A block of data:

start

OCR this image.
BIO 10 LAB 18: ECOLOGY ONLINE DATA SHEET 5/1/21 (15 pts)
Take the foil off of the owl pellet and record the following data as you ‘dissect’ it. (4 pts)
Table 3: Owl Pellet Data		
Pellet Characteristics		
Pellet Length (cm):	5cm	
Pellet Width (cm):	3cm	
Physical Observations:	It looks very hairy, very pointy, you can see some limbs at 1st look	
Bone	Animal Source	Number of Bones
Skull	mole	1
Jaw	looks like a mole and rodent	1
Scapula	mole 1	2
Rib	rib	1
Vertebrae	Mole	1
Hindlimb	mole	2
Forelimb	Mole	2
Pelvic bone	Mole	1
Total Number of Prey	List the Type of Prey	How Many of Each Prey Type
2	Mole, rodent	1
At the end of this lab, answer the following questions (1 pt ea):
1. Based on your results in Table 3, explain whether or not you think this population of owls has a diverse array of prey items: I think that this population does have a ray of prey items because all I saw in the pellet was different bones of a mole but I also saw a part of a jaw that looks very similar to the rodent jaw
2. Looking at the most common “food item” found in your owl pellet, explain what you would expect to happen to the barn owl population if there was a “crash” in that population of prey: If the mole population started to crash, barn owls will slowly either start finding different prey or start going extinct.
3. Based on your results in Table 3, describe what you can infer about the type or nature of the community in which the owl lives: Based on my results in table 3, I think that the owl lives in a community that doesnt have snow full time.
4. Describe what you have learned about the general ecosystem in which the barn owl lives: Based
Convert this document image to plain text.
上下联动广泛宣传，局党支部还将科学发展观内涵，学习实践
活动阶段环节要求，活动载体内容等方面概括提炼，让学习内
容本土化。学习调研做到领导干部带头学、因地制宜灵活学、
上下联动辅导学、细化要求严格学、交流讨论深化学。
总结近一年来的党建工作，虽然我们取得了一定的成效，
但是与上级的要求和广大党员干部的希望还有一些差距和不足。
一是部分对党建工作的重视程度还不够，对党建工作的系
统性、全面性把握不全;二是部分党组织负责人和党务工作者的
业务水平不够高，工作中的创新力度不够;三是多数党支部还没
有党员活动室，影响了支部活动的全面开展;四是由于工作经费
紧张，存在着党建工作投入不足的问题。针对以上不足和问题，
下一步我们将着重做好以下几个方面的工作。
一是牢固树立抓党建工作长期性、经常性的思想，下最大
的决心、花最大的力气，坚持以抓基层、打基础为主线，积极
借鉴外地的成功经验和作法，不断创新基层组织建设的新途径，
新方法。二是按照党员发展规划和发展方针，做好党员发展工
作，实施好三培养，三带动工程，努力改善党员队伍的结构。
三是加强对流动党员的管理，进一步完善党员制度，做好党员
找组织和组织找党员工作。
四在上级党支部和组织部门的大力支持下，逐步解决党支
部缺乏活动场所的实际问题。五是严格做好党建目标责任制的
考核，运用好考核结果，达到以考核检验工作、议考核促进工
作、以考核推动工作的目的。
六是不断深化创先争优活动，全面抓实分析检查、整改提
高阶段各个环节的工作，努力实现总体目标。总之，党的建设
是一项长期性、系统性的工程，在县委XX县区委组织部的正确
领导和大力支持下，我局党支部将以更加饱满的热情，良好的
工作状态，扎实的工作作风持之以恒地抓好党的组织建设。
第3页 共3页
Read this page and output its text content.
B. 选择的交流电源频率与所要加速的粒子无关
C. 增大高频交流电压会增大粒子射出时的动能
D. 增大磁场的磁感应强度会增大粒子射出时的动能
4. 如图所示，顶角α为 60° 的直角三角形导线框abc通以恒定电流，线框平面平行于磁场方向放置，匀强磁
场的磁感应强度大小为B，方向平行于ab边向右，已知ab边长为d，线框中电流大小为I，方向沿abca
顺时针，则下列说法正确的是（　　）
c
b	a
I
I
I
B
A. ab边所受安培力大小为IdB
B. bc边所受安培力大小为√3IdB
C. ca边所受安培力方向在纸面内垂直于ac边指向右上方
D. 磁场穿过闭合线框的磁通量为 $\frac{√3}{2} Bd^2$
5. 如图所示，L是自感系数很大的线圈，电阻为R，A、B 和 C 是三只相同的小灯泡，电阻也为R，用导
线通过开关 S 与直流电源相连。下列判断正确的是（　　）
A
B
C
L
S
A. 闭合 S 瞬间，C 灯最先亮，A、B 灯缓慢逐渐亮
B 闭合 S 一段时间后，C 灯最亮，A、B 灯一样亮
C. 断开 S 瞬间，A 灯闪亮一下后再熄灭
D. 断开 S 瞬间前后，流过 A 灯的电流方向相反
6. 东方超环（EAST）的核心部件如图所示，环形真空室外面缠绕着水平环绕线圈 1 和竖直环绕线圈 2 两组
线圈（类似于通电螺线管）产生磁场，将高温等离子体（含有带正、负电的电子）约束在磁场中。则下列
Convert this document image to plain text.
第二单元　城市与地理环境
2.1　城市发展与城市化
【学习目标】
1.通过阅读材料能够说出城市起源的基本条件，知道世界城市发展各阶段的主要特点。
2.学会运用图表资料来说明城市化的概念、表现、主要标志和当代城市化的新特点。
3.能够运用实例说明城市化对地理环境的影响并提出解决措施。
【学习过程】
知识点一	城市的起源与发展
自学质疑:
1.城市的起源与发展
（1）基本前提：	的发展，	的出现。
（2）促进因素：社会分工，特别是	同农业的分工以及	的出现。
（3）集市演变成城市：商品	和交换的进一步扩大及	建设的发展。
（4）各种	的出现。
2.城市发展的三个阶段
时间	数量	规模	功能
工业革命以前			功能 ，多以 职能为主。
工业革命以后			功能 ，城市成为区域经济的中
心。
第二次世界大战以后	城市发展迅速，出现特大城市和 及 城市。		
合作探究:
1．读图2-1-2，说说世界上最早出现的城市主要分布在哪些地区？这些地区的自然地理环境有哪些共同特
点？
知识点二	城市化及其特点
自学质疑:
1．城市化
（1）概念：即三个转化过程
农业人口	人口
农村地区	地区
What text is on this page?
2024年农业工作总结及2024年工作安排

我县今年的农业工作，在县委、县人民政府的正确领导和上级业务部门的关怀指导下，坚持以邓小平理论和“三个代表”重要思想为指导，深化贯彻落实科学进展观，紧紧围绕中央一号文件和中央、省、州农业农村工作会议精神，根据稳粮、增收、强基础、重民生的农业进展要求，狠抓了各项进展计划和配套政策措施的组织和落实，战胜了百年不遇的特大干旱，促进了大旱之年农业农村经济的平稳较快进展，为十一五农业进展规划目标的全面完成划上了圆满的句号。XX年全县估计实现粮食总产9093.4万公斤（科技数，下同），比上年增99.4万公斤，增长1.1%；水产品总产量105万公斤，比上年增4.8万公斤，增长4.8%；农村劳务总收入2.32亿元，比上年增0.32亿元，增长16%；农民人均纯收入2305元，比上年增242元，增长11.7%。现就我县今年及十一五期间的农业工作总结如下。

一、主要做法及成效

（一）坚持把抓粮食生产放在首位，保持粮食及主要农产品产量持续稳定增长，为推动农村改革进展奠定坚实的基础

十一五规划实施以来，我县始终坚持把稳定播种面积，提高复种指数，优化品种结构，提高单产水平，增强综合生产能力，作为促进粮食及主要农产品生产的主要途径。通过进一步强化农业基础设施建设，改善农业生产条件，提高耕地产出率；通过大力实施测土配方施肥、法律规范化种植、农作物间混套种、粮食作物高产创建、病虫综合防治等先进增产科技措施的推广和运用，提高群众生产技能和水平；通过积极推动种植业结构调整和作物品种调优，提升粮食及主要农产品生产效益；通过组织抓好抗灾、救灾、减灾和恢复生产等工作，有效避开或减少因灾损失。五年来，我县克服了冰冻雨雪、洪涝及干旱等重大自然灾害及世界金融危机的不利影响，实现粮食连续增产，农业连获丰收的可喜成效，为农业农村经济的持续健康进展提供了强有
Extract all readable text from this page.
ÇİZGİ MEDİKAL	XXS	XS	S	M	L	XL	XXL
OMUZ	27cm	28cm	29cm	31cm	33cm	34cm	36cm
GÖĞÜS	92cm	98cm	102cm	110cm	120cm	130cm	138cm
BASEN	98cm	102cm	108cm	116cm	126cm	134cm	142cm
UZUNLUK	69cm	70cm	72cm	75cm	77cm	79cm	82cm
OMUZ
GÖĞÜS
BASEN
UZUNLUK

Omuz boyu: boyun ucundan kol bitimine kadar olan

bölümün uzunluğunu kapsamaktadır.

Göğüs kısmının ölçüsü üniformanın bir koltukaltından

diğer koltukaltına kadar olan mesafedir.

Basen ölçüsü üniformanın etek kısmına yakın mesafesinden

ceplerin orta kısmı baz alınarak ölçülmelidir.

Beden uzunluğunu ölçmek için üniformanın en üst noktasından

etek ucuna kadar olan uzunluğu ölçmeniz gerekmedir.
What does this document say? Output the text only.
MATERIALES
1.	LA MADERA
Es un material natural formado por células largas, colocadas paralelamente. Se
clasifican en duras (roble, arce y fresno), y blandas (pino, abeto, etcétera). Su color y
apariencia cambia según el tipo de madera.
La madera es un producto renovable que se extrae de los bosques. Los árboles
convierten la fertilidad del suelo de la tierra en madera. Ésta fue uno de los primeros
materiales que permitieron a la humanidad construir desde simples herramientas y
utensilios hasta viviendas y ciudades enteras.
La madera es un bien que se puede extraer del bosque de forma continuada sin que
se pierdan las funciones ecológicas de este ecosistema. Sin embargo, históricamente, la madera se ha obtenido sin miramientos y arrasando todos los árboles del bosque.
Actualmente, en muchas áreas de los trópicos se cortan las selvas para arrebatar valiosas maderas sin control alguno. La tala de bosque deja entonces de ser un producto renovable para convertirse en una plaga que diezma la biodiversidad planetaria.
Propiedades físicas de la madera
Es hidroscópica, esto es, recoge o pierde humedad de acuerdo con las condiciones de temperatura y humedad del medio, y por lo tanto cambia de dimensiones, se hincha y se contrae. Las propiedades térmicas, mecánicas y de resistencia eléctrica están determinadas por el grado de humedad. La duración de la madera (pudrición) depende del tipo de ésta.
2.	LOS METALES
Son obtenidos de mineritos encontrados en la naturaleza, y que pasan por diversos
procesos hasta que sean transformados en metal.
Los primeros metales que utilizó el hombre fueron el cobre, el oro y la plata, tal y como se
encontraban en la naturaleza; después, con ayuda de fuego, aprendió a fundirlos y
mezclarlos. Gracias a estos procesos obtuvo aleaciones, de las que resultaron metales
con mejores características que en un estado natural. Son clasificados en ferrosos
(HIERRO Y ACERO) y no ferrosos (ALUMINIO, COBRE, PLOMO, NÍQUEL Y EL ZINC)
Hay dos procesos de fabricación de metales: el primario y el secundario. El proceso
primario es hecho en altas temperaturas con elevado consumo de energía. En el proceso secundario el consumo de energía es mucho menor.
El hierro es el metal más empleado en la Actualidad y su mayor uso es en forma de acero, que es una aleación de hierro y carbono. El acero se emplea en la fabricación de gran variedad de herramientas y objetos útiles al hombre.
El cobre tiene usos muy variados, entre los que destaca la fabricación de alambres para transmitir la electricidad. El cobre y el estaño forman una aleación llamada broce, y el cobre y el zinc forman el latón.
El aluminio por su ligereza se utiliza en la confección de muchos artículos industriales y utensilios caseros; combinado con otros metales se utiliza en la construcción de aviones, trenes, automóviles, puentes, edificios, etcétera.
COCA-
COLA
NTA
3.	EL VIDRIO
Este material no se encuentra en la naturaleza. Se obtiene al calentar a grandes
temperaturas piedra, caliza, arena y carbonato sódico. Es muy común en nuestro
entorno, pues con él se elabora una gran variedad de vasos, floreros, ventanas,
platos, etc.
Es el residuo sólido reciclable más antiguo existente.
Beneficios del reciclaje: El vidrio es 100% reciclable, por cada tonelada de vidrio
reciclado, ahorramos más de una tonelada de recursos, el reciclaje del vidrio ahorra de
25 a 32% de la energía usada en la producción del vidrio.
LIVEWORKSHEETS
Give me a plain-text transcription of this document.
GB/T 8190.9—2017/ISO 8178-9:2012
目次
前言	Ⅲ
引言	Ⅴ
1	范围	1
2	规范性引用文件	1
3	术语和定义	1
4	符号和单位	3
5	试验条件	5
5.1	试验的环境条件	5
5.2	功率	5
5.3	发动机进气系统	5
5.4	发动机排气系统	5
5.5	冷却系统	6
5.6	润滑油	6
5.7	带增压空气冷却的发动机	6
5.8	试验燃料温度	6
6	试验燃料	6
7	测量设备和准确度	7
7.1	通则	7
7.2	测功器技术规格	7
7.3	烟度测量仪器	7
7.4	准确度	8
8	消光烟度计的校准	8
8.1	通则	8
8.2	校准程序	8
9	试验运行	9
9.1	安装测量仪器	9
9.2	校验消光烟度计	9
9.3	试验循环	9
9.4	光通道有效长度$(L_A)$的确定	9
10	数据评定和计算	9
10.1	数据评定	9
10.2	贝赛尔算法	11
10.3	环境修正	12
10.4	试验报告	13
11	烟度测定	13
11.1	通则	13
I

end

> Written instruction:
Find the word "secundario" in the records and pull out each line that has it.

> Solution to this exercise:
Hay dos procesos de fabricación de metales: el primario y el secundario. El proceso
primario es hecho en altas temperaturas con elevado consumo de energía. En el proceso secundario el consumo de energía es mucho menor.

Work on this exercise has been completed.